● WHAT YOU NEED TO DO: Give the number of lines that contain the string "JSON", please, and nothing else.

● Stored data:
◇ ◇ ◇ ◇ ◇ ◇ ◇
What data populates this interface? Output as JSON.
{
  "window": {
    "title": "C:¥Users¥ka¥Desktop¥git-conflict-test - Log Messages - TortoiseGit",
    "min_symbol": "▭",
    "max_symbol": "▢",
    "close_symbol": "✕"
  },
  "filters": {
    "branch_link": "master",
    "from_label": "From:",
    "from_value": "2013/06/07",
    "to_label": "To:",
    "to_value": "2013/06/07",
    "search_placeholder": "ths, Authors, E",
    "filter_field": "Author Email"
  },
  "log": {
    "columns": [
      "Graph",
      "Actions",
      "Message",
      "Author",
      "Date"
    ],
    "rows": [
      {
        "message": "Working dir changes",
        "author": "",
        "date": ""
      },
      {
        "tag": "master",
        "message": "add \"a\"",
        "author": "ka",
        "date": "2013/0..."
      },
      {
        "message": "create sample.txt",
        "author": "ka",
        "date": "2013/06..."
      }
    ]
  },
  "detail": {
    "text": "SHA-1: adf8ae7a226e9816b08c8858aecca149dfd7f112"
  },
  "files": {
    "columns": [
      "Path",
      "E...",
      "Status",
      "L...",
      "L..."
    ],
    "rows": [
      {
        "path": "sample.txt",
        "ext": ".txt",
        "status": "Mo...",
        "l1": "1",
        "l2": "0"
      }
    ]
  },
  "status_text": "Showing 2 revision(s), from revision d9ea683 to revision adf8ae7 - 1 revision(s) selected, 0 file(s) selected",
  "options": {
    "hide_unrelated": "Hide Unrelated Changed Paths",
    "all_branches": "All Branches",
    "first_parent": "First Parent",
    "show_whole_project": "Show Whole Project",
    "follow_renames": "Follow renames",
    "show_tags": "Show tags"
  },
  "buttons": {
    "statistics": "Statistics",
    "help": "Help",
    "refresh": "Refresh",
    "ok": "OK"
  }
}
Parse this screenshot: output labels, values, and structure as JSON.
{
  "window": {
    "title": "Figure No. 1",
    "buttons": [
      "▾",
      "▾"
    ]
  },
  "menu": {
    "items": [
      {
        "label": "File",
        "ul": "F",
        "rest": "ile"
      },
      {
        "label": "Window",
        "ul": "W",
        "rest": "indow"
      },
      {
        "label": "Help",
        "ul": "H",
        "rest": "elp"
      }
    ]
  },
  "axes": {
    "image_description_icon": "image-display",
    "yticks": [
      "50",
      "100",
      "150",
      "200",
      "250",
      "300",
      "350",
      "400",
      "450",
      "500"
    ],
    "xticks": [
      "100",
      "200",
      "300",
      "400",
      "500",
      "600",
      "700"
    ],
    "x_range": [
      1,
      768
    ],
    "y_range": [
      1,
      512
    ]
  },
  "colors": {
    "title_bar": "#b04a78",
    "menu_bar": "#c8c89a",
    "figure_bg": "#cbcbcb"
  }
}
◇ ◇ ◇ ◇ ◇ ◇ ◇
● REPLY: 2